(Stored data entries)
☆ ☆ ☆

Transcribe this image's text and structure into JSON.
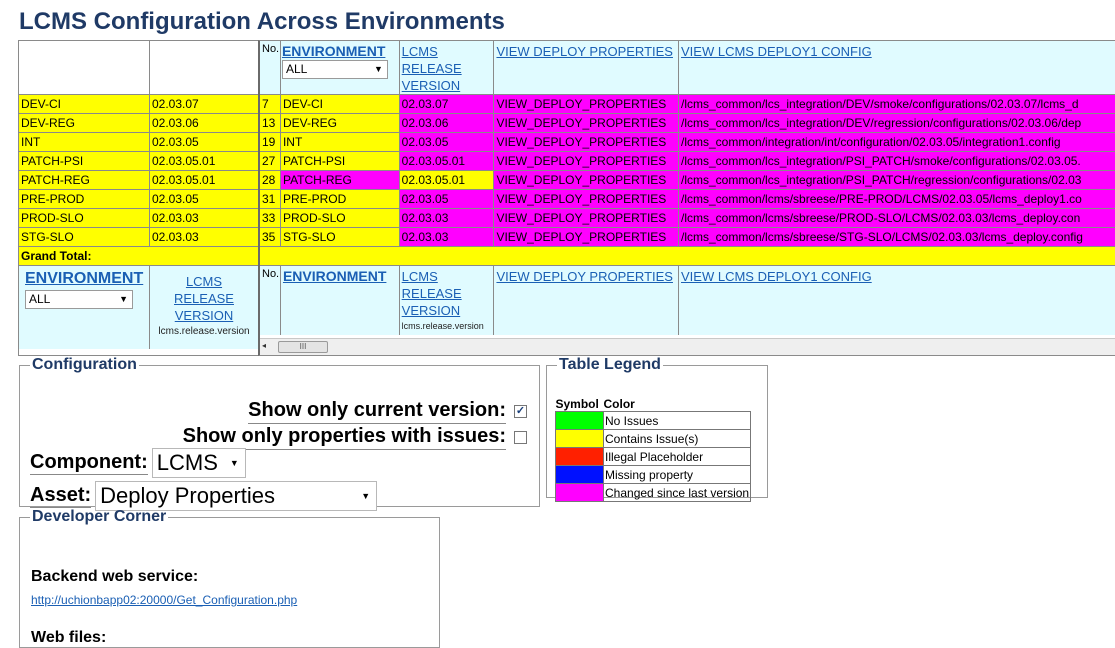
{
  "title": "LCMS Configuration Across Environments",
  "colors": {
    "yellow": "#ffff00",
    "magenta": "#ff00ff",
    "header_bg": "#e0fbff",
    "title": "#1f3a66",
    "link": "#1a5fb4"
  },
  "left": {
    "rows": [
      {
        "env": "DEV-CI",
        "version": "02.03.07"
      },
      {
        "env": "DEV-REG",
        "version": "02.03.06"
      },
      {
        "env": "INT",
        "version": "02.03.05"
      },
      {
        "env": "PATCH-PSI",
        "version": "02.03.05.01"
      },
      {
        "env": "PATCH-REG",
        "version": "02.03.05.01"
      },
      {
        "env": "PRE-PROD",
        "version": "02.03.05"
      },
      {
        "env": "PROD-SLO",
        "version": "02.03.03"
      },
      {
        "env": "STG-SLO",
        "version": "02.03.03"
      }
    ],
    "grand_total": "Grand Total:",
    "footer": {
      "env_header": "ENVIRONMENT",
      "env_filter": "ALL",
      "release_line1": "LCMS",
      "release_line2": "RELEASE",
      "release_line3": "VERSION",
      "caption": "lcms.release.version"
    }
  },
  "grid": {
    "header": {
      "no": "No.",
      "env": "ENVIRONMENT",
      "env_filter": "ALL",
      "release_line1": "LCMS",
      "release_line2": "RELEASE",
      "release_line3": "VERSION",
      "deploy_props": "VIEW DEPLOY PROPERTIES",
      "deploy_config": "VIEW LCMS DEPLOY1 CONFIG"
    },
    "rows": [
      {
        "no": "7",
        "env": "DEV-CI",
        "version": "02.03.07",
        "props": "VIEW_DEPLOY_PROPERTIES",
        "config": "/lcms_common/lcs_integration/DEV/smoke/configurations/02.03.07/lcms_d",
        "env_color": "yellow",
        "ver_color": "magenta"
      },
      {
        "no": "13",
        "env": "DEV-REG",
        "version": "02.03.06",
        "props": "VIEW_DEPLOY_PROPERTIES",
        "config": "/lcms_common/lcs_integration/DEV/regression/configurations/02.03.06/dep",
        "env_color": "yellow",
        "ver_color": "magenta"
      },
      {
        "no": "19",
        "env": "INT",
        "version": "02.03.05",
        "props": "VIEW_DEPLOY_PROPERTIES",
        "config": "/lcms_common/integration/int/configuration/02.03.05/integration1.config",
        "env_color": "yellow",
        "ver_color": "magenta"
      },
      {
        "no": "27",
        "env": "PATCH-PSI",
        "version": "02.03.05.01",
        "props": "VIEW_DEPLOY_PROPERTIES",
        "config": "/lcms_common/lcs_integration/PSI_PATCH/smoke/configurations/02.03.05.",
        "env_color": "yellow",
        "ver_color": "magenta"
      },
      {
        "no": "28",
        "env": "PATCH-REG",
        "version": "02.03.05.01",
        "props": "VIEW_DEPLOY_PROPERTIES",
        "config": "/lcms_common/lcs_integration/PSI_PATCH/regression/configurations/02.03",
        "env_color": "magenta",
        "ver_color": "yellow"
      },
      {
        "no": "31",
        "env": "PRE-PROD",
        "version": "02.03.05",
        "props": "VIEW_DEPLOY_PROPERTIES",
        "config": "/lcms_common/lcms/sbreese/PRE-PROD/LCMS/02.03.05/lcms_deploy1.co",
        "env_color": "yellow",
        "ver_color": "magenta"
      },
      {
        "no": "33",
        "env": "PROD-SLO",
        "version": "02.03.03",
        "props": "VIEW_DEPLOY_PROPERTIES",
        "config": "/lcms_common/lcms/sbreese/PROD-SLO/LCMS/02.03.03/lcms_deploy.con",
        "env_color": "yellow",
        "ver_color": "magenta"
      },
      {
        "no": "35",
        "env": "STG-SLO",
        "version": "02.03.03",
        "props": "VIEW_DEPLOY_PROPERTIES",
        "config": "/lcms_common/lcms/sbreese/STG-SLO/LCMS/02.03.03/lcms_deploy.config",
        "env_color": "yellow",
        "ver_color": "magenta"
      }
    ],
    "footer": {
      "no": "No.",
      "env": "ENVIRONMENT",
      "release_line1": "LCMS",
      "release_line2": "RELEASE",
      "release_line3": "VERSION",
      "caption": "lcms.release.version",
      "deploy_props": "VIEW DEPLOY PROPERTIES",
      "deploy_config": "VIEW LCMS DEPLOY1 CONFIG"
    },
    "scroll_thumb": "III",
    "scroll_left": "◂"
  },
  "config": {
    "legend": "Configuration",
    "show_current_label": "Show only current version:",
    "show_current_checked": true,
    "show_issues_label": "Show only properties with issues:",
    "show_issues_checked": false,
    "component_label": "Component:",
    "component_value": "LCMS",
    "asset_label": "Asset:",
    "asset_value": "Deploy Properties"
  },
  "legend_box": {
    "legend": "Table Legend",
    "symbol_header": "Symbol",
    "color_header": "Color",
    "items": [
      {
        "color": "#00ff00",
        "label": "No Issues"
      },
      {
        "color": "#ffff00",
        "label": "Contains Issue(s)"
      },
      {
        "color": "#ff2000",
        "label": "Illegal Placeholder"
      },
      {
        "color": "#0010ff",
        "label": "Missing property"
      },
      {
        "color": "#ff00ff",
        "label": "Changed since last version"
      }
    ]
  },
  "dev": {
    "legend": "Developer Corner",
    "backend_label": "Backend web service:",
    "backend_url": "http://uchionbapp02:20000/Get_Configuration.php",
    "web_files_label": "Web files:"
  }
}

☆ ☆ ☆

**Written problem:** Reproduce the data verbatim. Do not carry any picture into the copy.

**Exercise answer:**
Transcribe this image's text and structure into JSON.
{
  "title": "LCMS Configuration Across Environments",
  "colors": {
    "yellow": "#ffff00",
    "magenta": "#ff00ff",
    "header_bg": "#e0fbff",
    "title": "#1f3a66",
    "link": "#1a5fb4"
  },
  "left": {
    "rows": [
      {
        "env": "DEV-CI",
        "version": "02.03.07"
      },
      {
        "env": "DEV-REG",
        "version": "02.03.06"
      },
      {
        "env": "INT",
        "version": "02.03.05"
      },
      {
        "env": "PATCH-PSI",
        "version": "02.03.05.01"
      },
      {
        "env": "PATCH-REG",
        "version": "02.03.05.01"
      },
      {
        "env": "PRE-PROD",
        "version": "02.03.05"
      },
      {
        "env": "PROD-SLO",
        "version": "02.03.03"
      },
      {
        "env": "STG-SLO",
        "version": "02.03.03"
      }
    ],
    "grand_total": "Grand Total:",
    "footer": {
      "env_header": "ENVIRONMENT",
      "env_filter": "ALL",
      "release_line1": "LCMS",
      "release_line2": "RELEASE",
      "release_line3": "VERSION",
      "caption": "lcms.release.version"
    }
  },
  "grid": {
    "header": {
      "no": "No.",
      "env": "ENVIRONMENT",
      "env_filter": "ALL",
      "release_line1": "LCMS",
      "release_line2": "RELEASE",
      "release_line3": "VERSION",
      "deploy_props": "VIEW DEPLOY PROPERTIES",
      "deploy_config": "VIEW LCMS DEPLOY1 CONFIG"
    },
    "rows": [
      {
        "no": "7",
        "env": "DEV-CI",
        "version": "02.03.07",
        "props": "VIEW_DEPLOY_PROPERTIES",
        "config": "/lcms_common/lcs_integration/DEV/smoke/configurations/02.03.07/lcms_d",
        "env_color": "yellow",
        "ver_color": "magenta"
      },
      {
        "no": "13",
        "env": "DEV-REG",
        "version": "02.03.06",
        "props": "VIEW_DEPLOY_PROPERTIES",
        "config": "/lcms_common/lcs_integration/DEV/regression/configurations/02.03.06/dep",
        "env_color": "yellow",
        "ver_color": "magenta"
      },
      {
        "no": "19",
        "env": "INT",
        "version": "02.03.05",
        "props": "VIEW_DEPLOY_PROPERTIES",
        "config": "/lcms_common/integration/int/configuration/02.03.05/integration1.config",
        "env_color": "yellow",
        "ver_color": "magenta"
      },
      {
        "no": "27",
        "env": "PATCH-PSI",
        "version": "02.03.05.01",
        "props": "VIEW_DEPLOY_PROPERTIES",
        "config": "/lcms_common/lcs_integration/PSI_PATCH/smoke/configurations/02.03.05.",
        "env_color": "yellow",
        "ver_color": "magenta"
      },
      {
        "no": "28",
        "env": "PATCH-REG",
        "version": "02.03.05.01",
        "props": "VIEW_DEPLOY_PROPERTIES",
        "config": "/lcms_common/lcs_integration/PSI_PATCH/regression/configurations/02.03",
        "env_color": "magenta",
        "ver_color": "yellow"
      },
      {
        "no": "31",
        "env": "PRE-PROD",
        "version": "02.03.05",
        "props": "VIEW_DEPLOY_PROPERTIES",
        "config": "/lcms_common/lcms/sbreese/PRE-PROD/LCMS/02.03.05/lcms_deploy1.co",
        "env_color": "yellow",
        "ver_color": "magenta"
      },
      {
        "no": "33",
        "env": "PROD-SLO",
        "version": "02.03.03",
        "props": "VIEW_DEPLOY_PROPERTIES",
        "config": "/lcms_common/lcms/sbreese/PROD-SLO/LCMS/02.03.03/lcms_deploy.con",
        "env_color": "yellow",
        "ver_color": "magenta"
      },
      {
        "no": "35",
        "env": "STG-SLO",
        "version": "02.03.03",
        "props": "VIEW_DEPLOY_PROPERTIES",
        "config": "/lcms_common/lcms/sbreese/STG-SLO/LCMS/02.03.03/lcms_deploy.config",
        "env_color": "yellow",
        "ver_color": "magenta"
      }
    ],
    "footer": {
      "no": "No.",
      "env": "ENVIRONMENT",
      "release_line1": "LCMS",
      "release_line2": "RELEASE",
      "release_line3": "VERSION",
      "caption": "lcms.release.version",
      "deploy_props": "VIEW DEPLOY PROPERTIES",
      "deploy_config": "VIEW LCMS DEPLOY1 CONFIG"
    },
    "scroll_thumb": "III",
    "scroll_left": "◂"
  },
  "config": {
    "legend": "Configuration",
    "show_current_label": "Show only current version:",
    "show_current_checked": true,
    "show_issues_label": "Show only properties with issues:",
    "show_issues_checked": false,
    "component_label": "Component:",
    "component_value": "LCMS",
    "asset_label": "Asset:",
    "asset_value": "Deploy Properties"
  },
  "legend_box": {
    "legend": "Table Legend",
    "symbol_header": "Symbol",
    "color_header": "Color",
    "items": [
      {
        "color": "#00ff00",
        "label": "No Issues"
      },
      {
        "color": "#ffff00",
        "label": "Contains Issue(s)"
      },
      {
        "color": "#ff2000",
        "label": "Illegal Placeholder"
      },
      {
        "color": "#0010ff",
        "label": "Missing property"
      },
      {
        "color": "#ff00ff",
        "label": "Changed since last version"
      }
    ]
  },
  "dev": {
    "legend": "Developer Corner",
    "backend_label": "Backend web service:",
    "backend_url": "http://uchionbapp02:20000/Get_Configuration.php",
    "web_files_label": "Web files:"
  }
}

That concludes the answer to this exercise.